GIVEN DATA
################
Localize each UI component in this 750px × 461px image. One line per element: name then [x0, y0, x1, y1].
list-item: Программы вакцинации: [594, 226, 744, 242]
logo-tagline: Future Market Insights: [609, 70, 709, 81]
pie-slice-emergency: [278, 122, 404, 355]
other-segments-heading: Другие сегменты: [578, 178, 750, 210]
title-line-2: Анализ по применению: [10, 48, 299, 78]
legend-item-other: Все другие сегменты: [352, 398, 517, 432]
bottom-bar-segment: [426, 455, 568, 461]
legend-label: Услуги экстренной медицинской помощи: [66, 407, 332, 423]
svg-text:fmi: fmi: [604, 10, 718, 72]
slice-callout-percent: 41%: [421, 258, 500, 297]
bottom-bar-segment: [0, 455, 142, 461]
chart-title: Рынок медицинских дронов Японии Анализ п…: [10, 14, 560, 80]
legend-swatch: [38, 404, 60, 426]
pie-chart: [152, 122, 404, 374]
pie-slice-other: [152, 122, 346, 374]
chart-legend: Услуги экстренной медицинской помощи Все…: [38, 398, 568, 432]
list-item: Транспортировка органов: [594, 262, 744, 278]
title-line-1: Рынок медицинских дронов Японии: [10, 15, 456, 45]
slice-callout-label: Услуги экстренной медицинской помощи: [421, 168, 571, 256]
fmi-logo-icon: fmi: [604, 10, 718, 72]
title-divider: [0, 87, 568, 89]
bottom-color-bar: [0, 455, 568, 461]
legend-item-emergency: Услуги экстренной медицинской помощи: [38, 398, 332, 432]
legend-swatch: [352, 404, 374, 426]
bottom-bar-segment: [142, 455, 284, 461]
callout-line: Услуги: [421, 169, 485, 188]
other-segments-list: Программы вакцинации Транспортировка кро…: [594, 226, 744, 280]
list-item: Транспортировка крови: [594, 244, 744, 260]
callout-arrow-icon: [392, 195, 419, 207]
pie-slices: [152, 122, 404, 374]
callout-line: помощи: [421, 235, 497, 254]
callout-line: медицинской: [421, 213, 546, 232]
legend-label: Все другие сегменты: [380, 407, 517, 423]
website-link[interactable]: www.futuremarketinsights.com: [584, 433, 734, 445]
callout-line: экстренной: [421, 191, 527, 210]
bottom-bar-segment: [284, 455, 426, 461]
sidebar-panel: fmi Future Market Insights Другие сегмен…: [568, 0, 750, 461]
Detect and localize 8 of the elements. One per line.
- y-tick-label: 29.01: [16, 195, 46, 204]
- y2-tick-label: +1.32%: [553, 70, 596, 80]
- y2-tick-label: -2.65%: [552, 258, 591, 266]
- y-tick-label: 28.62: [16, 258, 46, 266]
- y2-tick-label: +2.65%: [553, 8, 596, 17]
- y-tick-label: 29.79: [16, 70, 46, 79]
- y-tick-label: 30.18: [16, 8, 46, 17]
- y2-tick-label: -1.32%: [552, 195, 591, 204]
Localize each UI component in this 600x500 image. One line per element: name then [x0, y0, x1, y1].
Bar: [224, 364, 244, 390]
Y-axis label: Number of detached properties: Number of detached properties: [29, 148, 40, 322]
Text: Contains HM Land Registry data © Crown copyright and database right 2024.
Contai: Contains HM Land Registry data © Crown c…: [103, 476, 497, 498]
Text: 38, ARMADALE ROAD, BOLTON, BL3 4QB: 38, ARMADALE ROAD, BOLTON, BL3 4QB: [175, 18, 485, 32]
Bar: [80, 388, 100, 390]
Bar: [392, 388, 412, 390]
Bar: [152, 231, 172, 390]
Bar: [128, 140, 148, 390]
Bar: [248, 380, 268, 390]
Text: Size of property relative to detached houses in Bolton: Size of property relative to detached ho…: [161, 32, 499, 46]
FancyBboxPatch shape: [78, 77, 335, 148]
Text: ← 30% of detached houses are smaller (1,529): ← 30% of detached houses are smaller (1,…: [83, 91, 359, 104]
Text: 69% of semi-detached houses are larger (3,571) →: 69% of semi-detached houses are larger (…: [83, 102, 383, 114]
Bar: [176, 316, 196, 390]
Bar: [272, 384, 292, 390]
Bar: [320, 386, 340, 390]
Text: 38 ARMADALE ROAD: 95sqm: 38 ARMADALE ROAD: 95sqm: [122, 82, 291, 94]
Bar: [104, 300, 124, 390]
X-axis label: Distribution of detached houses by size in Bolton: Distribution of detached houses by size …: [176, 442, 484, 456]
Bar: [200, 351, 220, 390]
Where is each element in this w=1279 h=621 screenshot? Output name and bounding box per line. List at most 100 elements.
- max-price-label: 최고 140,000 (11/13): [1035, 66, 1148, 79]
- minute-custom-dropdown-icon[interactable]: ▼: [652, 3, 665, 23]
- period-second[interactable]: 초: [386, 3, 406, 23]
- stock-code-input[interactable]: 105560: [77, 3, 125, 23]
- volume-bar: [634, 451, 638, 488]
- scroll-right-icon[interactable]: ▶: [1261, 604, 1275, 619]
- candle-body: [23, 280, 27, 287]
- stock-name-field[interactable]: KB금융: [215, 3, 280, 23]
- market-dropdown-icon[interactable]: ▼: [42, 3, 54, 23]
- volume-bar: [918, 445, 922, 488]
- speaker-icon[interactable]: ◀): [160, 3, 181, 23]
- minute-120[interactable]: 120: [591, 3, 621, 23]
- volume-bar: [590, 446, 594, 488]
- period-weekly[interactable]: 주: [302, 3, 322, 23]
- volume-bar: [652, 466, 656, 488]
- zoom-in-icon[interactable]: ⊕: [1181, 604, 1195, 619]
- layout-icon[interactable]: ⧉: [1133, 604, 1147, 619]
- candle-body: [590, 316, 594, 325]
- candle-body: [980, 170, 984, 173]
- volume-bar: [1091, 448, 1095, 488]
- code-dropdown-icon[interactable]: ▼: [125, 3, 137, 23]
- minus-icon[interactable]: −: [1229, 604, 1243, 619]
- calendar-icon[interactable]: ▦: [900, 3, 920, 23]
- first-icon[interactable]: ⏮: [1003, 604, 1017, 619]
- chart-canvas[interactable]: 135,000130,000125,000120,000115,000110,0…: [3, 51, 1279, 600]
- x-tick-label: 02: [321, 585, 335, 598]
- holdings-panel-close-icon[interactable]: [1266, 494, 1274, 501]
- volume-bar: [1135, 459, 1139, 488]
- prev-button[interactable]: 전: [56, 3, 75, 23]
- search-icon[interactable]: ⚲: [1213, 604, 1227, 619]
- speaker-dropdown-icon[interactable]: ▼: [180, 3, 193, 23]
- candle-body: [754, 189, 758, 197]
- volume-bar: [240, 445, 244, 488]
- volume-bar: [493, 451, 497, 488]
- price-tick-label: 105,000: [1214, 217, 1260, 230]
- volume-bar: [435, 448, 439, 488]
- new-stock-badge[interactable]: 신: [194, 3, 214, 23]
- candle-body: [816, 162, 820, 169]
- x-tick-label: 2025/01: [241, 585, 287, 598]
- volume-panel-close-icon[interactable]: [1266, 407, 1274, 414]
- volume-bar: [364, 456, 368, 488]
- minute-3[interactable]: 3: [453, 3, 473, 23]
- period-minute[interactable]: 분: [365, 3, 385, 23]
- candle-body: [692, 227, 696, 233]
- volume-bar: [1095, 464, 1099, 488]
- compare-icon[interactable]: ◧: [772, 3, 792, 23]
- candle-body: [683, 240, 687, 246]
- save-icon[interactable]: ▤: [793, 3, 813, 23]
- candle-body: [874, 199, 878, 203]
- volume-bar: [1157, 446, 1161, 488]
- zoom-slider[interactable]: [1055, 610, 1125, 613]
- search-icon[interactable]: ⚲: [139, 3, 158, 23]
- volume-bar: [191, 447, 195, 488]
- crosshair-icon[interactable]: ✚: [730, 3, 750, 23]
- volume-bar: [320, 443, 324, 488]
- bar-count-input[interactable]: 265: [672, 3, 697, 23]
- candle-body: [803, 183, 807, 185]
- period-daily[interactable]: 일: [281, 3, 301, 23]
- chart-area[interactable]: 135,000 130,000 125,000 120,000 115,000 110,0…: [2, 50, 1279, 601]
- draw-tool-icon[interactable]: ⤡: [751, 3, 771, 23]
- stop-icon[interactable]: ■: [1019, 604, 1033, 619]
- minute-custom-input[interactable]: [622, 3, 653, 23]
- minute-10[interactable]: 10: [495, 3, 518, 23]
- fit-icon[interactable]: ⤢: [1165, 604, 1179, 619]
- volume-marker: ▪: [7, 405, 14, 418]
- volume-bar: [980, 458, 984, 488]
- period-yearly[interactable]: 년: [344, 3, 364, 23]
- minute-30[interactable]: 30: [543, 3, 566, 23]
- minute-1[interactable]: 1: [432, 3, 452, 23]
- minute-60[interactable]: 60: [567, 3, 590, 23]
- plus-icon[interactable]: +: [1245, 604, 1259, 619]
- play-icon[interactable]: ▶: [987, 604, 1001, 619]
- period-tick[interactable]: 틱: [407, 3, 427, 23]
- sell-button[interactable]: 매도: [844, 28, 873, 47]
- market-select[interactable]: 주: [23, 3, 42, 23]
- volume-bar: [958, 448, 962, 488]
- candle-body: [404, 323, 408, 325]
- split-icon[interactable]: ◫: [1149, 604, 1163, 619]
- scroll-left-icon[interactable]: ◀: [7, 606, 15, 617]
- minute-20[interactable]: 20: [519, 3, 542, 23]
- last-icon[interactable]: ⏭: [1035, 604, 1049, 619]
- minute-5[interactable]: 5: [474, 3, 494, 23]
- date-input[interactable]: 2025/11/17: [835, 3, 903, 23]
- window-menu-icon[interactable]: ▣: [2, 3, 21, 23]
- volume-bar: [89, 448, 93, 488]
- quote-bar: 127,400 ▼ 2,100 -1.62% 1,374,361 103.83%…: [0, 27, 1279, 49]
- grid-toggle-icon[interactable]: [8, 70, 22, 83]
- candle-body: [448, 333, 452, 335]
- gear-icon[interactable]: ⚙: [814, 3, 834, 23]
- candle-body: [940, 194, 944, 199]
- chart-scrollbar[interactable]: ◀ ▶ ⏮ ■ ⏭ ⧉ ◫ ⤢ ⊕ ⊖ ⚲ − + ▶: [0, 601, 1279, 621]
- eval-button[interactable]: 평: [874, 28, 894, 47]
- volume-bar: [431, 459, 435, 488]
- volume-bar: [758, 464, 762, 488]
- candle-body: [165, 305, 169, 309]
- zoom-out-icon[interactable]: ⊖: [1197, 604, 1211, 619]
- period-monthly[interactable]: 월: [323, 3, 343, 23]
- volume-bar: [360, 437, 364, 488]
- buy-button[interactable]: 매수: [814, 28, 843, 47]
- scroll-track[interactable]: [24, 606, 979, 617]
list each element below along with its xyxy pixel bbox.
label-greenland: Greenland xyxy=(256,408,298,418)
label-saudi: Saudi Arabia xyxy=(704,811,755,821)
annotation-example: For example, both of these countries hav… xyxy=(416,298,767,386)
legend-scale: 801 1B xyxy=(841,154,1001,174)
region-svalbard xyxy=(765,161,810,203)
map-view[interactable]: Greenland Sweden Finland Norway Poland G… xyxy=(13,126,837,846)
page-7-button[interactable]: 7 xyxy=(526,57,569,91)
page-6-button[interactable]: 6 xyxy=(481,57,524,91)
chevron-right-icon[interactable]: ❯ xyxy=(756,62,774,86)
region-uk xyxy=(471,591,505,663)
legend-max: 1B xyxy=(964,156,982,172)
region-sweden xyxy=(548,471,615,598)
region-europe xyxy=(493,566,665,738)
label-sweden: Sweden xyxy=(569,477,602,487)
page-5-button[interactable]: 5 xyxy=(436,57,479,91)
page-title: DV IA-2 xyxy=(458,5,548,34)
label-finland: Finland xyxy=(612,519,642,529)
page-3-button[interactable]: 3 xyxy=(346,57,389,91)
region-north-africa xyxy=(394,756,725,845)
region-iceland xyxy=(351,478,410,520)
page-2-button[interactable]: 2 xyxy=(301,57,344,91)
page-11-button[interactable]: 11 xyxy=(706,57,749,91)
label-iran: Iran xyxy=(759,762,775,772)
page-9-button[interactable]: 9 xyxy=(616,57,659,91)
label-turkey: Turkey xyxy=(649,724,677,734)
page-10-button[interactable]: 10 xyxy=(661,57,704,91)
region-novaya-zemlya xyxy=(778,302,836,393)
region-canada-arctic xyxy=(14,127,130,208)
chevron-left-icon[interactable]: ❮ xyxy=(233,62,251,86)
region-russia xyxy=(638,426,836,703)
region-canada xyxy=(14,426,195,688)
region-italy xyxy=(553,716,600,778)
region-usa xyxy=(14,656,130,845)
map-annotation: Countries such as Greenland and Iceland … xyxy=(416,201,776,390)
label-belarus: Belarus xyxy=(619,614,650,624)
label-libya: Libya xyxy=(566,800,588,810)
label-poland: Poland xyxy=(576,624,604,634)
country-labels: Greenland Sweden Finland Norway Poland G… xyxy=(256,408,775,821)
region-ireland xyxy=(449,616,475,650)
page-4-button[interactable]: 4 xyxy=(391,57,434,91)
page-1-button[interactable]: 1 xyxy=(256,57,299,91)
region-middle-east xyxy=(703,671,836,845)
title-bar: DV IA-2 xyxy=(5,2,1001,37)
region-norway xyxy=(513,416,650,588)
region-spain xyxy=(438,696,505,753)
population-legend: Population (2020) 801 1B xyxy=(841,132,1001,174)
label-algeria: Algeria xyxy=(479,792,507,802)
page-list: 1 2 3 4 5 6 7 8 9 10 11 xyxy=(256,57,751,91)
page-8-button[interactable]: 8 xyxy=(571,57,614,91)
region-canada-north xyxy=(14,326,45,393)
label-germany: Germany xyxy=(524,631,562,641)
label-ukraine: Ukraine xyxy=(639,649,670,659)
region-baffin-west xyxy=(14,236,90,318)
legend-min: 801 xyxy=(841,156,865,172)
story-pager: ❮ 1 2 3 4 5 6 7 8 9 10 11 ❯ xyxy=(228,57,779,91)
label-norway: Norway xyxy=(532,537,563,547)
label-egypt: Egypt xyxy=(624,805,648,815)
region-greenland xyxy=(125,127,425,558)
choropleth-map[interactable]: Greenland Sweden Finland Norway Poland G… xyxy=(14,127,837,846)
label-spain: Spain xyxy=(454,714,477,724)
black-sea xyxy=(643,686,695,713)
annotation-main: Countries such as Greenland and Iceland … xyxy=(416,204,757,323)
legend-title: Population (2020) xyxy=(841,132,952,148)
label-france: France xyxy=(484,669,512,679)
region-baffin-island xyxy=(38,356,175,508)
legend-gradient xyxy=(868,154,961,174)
################
WHAT IS NEEDED
Reproduce the listing from its start up to and including the line with "svg-text:fmi: fmi: [604, 10, 718, 72]", swapping "legend-label" for "legend-text" and leaving everything else unchanged.

TASK ANSWER
Localize each UI component in this 750px × 461px image. One line per element: name then [x0, y0, x1, y1].
list-item: Программы вакцинации: [594, 226, 744, 242]
logo-tagline: Future Market Insights: [609, 70, 709, 81]
pie-slice-emergency: [278, 122, 404, 355]
other-segments-heading: Другие сегменты: [578, 178, 750, 210]
title-line-2: Анализ по применению: [10, 48, 299, 78]
legend-item-other: Все другие сегменты: [352, 398, 517, 432]
bottom-bar-segment: [426, 455, 568, 461]
legend-text: Услуги экстренной медицинской помощи: [66, 407, 332, 423]
svg-text:fmi: fmi: [604, 10, 718, 72]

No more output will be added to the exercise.